Figure record extracts
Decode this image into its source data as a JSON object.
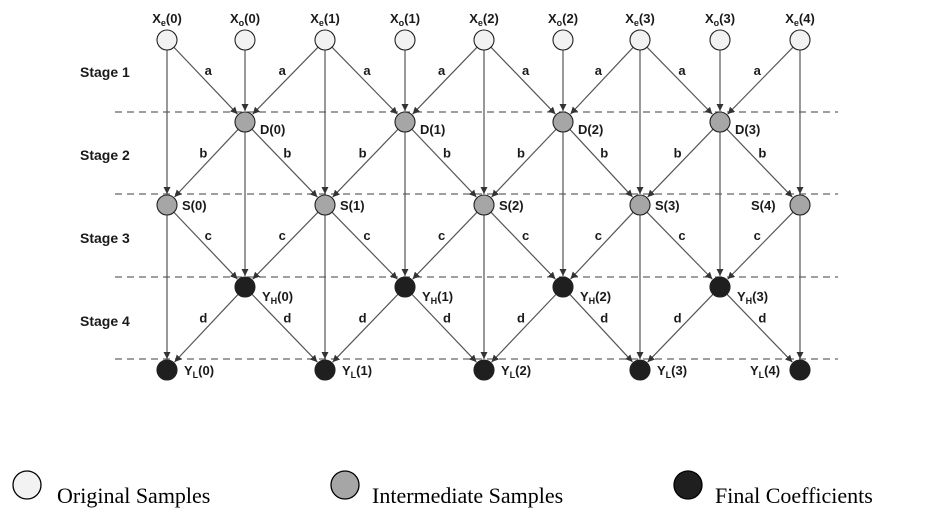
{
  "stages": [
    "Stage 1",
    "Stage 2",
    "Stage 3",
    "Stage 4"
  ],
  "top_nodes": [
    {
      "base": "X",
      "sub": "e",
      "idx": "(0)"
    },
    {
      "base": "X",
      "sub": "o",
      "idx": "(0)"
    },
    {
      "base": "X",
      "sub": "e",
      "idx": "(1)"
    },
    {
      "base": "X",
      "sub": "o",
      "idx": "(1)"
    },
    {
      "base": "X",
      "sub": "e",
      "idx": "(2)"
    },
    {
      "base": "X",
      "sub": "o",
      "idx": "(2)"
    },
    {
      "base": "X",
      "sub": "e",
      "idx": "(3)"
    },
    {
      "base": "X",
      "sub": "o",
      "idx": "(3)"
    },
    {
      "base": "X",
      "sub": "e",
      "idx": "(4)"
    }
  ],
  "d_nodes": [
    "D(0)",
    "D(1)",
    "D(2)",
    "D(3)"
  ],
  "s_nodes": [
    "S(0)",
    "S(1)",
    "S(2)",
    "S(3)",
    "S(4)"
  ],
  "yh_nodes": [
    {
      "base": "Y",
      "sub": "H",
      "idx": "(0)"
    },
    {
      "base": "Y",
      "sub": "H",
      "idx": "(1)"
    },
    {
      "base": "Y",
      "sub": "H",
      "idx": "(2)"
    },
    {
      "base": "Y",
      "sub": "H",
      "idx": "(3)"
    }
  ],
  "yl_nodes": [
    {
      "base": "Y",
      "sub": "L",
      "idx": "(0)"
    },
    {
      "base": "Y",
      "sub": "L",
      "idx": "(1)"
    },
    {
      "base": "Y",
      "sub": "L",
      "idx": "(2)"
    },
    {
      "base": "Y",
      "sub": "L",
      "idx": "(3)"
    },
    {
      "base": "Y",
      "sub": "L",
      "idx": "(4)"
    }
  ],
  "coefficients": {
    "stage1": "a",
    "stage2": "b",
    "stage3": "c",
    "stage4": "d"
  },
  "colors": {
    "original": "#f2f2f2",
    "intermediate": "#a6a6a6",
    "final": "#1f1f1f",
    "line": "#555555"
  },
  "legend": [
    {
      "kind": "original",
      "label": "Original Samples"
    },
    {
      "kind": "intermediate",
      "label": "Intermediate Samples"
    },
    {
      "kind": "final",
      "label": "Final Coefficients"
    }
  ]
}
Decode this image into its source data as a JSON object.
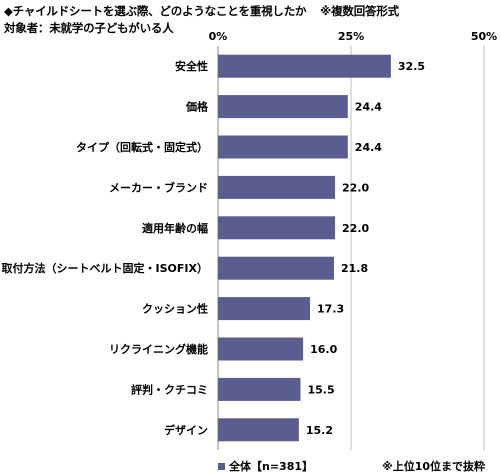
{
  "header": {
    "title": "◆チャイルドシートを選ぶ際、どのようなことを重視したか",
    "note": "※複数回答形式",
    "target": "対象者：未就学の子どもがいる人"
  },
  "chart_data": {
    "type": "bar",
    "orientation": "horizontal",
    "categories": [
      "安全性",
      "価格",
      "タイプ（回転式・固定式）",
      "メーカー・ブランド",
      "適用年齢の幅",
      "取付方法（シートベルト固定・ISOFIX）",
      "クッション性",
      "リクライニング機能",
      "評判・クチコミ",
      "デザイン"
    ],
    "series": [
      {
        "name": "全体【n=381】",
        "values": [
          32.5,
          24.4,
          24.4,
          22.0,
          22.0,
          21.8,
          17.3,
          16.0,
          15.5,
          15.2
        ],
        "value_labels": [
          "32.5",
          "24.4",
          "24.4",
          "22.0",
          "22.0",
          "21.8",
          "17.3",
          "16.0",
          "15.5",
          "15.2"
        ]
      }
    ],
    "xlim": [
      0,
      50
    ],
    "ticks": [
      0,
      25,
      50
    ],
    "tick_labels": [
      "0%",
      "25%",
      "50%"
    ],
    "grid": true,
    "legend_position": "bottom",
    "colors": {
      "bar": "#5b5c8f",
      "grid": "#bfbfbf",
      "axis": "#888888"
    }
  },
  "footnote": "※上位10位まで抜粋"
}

* [Instructions to follow]:
Scan the material above. Copy each line that holds the word "Samples".

* [Solution for this task]:
      "label": "Original Samples"
      "label": "Intermediate Samples"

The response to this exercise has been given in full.